Repeat, exactly and completely, the entries shown underneath.

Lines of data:
- - -

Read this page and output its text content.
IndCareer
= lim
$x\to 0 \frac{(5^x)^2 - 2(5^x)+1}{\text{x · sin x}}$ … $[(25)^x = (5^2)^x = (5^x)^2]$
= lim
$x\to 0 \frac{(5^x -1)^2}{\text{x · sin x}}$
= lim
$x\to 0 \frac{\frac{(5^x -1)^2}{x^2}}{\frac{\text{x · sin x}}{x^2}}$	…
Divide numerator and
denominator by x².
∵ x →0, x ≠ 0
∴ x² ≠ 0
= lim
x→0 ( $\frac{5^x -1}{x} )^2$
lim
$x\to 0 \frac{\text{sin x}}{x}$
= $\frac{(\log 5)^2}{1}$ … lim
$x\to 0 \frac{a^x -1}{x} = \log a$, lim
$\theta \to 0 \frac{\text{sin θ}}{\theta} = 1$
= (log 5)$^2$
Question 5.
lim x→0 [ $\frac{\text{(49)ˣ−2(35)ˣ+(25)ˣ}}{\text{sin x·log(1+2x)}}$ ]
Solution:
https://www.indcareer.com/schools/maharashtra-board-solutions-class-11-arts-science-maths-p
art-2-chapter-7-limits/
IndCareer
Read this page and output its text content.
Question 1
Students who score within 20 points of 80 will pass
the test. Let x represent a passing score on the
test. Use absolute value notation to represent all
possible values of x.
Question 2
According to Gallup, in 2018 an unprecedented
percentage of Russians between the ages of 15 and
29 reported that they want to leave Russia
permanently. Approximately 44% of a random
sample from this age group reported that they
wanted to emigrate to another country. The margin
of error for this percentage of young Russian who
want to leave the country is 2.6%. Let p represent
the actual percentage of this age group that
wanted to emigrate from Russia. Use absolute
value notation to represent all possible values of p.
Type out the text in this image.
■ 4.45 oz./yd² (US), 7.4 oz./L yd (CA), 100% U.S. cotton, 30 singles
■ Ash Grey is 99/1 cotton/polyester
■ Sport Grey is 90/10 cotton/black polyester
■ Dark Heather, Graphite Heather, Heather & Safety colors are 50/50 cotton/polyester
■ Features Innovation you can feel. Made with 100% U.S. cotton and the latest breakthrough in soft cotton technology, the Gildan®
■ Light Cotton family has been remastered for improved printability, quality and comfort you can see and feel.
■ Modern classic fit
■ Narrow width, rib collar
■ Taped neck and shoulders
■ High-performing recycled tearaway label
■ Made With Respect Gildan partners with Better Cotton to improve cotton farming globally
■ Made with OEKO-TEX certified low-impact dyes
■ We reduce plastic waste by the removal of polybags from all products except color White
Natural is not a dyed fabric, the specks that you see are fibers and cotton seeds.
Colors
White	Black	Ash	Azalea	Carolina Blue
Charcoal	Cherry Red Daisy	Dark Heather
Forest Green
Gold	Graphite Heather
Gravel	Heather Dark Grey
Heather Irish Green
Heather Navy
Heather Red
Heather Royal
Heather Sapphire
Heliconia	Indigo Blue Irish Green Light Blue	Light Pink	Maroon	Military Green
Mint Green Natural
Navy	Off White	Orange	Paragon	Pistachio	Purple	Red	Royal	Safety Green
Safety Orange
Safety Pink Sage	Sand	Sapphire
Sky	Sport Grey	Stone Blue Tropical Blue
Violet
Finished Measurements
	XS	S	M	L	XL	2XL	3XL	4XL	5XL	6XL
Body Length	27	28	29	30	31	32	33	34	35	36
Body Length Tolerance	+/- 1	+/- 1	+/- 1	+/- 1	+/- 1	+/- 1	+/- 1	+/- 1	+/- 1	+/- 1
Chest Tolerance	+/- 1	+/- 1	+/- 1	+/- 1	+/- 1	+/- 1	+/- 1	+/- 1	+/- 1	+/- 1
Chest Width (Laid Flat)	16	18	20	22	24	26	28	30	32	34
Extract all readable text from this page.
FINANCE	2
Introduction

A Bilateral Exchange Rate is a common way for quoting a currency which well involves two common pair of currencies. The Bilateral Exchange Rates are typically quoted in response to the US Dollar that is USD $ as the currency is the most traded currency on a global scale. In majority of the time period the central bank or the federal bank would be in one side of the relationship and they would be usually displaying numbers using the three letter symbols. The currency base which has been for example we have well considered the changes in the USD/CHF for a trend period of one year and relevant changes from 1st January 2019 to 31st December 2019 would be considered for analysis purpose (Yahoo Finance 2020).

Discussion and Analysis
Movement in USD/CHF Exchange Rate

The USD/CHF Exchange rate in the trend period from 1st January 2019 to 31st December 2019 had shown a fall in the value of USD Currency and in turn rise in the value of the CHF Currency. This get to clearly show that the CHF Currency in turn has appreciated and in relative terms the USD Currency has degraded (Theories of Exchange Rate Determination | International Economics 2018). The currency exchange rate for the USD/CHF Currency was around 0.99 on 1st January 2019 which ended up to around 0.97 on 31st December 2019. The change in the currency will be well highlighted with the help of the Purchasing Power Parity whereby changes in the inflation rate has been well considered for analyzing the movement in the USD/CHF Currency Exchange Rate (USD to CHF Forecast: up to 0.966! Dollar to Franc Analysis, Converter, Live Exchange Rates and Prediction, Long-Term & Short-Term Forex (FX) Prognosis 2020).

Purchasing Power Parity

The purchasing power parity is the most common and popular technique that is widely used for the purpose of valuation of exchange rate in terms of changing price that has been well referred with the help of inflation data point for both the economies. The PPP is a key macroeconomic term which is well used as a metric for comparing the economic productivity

- - -

• EXERCISE RESULT
Read this page and output its text content.
IndCareer
= lim
$x\to 0 \frac{(5^x)^2 - 2(5^x)+1}{\text{x · sin x}}$ … $[(25)^x = (5^2)^x = (5^x)^2]$
= lim
$x\to 0 \frac{(5^x -1)^2}{\text{x · sin x}}$
= lim
$x\to 0 \frac{\frac{(5^x -1)^2}{x^2}}{\frac{\text{x · sin x}}{x^2}}$	…
Divide numerator and
denominator by x².
∵ x →0, x ≠ 0
∴ x² ≠ 0
= lim
x→0 ( $\frac{5^x -1}{x} )^2$
lim
$x\to 0 \frac{\text{sin x}}{x}$
= $\frac{(\log 5)^2}{1}$ … lim
$x\to 0 \frac{a^x -1}{x} = \log a$, lim
$\theta \to 0 \frac{\text{sin θ}}{\theta} = 1$
= (log 5)$^2$
Question 5.
lim x→0 [ $\frac{\text{(49)ˣ−2(35)ˣ+(25)ˣ}}{\text{sin x·log(1+2x)}}$ ]
Solution:
https://www.indcareer.com/schools/maharashtra-board-solutions-class-11-arts-science-maths-p
art-2-chapter-7-limits/
IndCareer
Read this page and output its text content.
Question 1
Students who score within 20 points of 80 will pass
the test. Let x represent a passing score on the
test. Use absolute value notation to represent all
possible values of x.
Question 2
According to Gallup, in 2018 an unprecedented
percentage of Russians between the ages of 15 and
29 reported that they want to leave Russia
permanently. Approximately 44% of a random
sample from this age group reported that they
wanted to emigrate to another country. The margin
of error for this percentage of young Russian who
want to leave the country is 2.6%. Let p represent
the actual percentage of this age group that
wanted to emigrate from Russia. Use absolute
value notation to represent all possible values of p.
Type out the text in this image.
■ 4.45 oz./yd² (US), 7.4 oz./L yd (CA), 100% U.S. cotton, 30 singles
■ Ash Grey is 99/1 cotton/polyester
■ Sport Grey is 90/10 cotton/black polyester
■ Dark Heather, Graphite Heather, Heather & Safety colors are 50/50 cotton/polyester
■ Features Innovation you can feel. Made with 100% U.S. cotton and the latest breakthrough in soft cotton technology, the Gildan®
■ Light Cotton family has been remastered for improved printability, quality and comfort you can see and feel.
■ Modern classic fit
■ Narrow width, rib collar
■ Taped neck and shoulders
■ High-performing recycled tearaway label
■ Made With Respect Gildan partners with Better Cotton to improve cotton farming globally
■ Made with OEKO-TEX certified low-impact dyes
■ We reduce plastic waste by the removal of polybags from all products except color White
Natural is not a dyed fabric, the specks that you see are fibers and cotton seeds.
Colors
White	Black	Ash	Azalea	Carolina Blue
Charcoal	Cherry Red Daisy	Dark Heather
Forest Green
Gold	Graphite Heather
Gravel	Heather Dark Grey
Heather Irish Green
Heather Navy
Heather Red
Heather Royal
Heather Sapphire
Heliconia	Indigo Blue Irish Green Light Blue	Light Pink	Maroon	Military Green
Mint Green Natural
Navy	Off White	Orange	Paragon	Pistachio	Purple	Red	Royal	Safety Green
Safety Orange
Safety Pink Sage	Sand	Sapphire
Sky	Sport Grey	Stone Blue Tropical Blue
Violet
Finished Measurements
	XS	S	M	L	XL	2XL	3XL	4XL	5XL	6XL
Body Length	27	28	29	30	31	32	33	34	35	36
Body Length Tolerance	+/- 1	+/- 1	+/- 1	+/- 1	+/- 1	+/- 1	+/- 1	+/- 1	+/- 1	+/- 1
Chest Tolerance	+/- 1	+/- 1	+/- 1	+/- 1	+/- 1	+/- 1	+/- 1	+/- 1	+/- 1	+/- 1
Chest Width (Laid Flat)	16	18	20	22	24	26	28	30	32	34
Extract all readable text from this page.
FINANCE	2
Introduction

A Bilateral Exchange Rate is a common way for quoting a currency which well involves two common pair of currencies. The Bilateral Exchange Rates are typically quoted in response to the US Dollar that is USD $ as the currency is the most traded currency on a global scale. In majority of the time period the central bank or the federal bank would be in one side of the relationship and they would be usually displaying numbers using the three letter symbols. The currency base which has been for example we have well considered the changes in the USD/CHF for a trend period of one year and relevant changes from 1st January 2019 to 31st December 2019 would be considered for analysis purpose (Yahoo Finance 2020).

Discussion and Analysis
Movement in USD/CHF Exchange Rate

The USD/CHF Exchange rate in the trend period from 1st January 2019 to 31st December 2019 had shown a fall in the value of USD Currency and in turn rise in the value of the CHF Currency. This get to clearly show that the CHF Currency in turn has appreciated and in relative terms the USD Currency has degraded (Theories of Exchange Rate Determination | International Economics 2018). The currency exchange rate for the USD/CHF Currency was around 0.99 on 1st January 2019 which ended up to around 0.97 on 31st December 2019. The change in the currency will be well highlighted with the help of the Purchasing Power Parity whereby changes in the inflation rate has been well considered for analyzing the movement in the USD/CHF Currency Exchange Rate (USD to CHF Forecast: up to 0.966! Dollar to Franc Analysis, Converter, Live Exchange Rates and Prediction, Long-Term & Short-Term Forex (FX) Prognosis 2020).

Purchasing Power Parity

The purchasing power parity is the most common and popular technique that is widely used for the purpose of valuation of exchange rate in terms of changing price that has been well referred with the help of inflation data point for both the economies. The PPP is a key macroeconomic term which is well used as a metric for comparing the economic productivity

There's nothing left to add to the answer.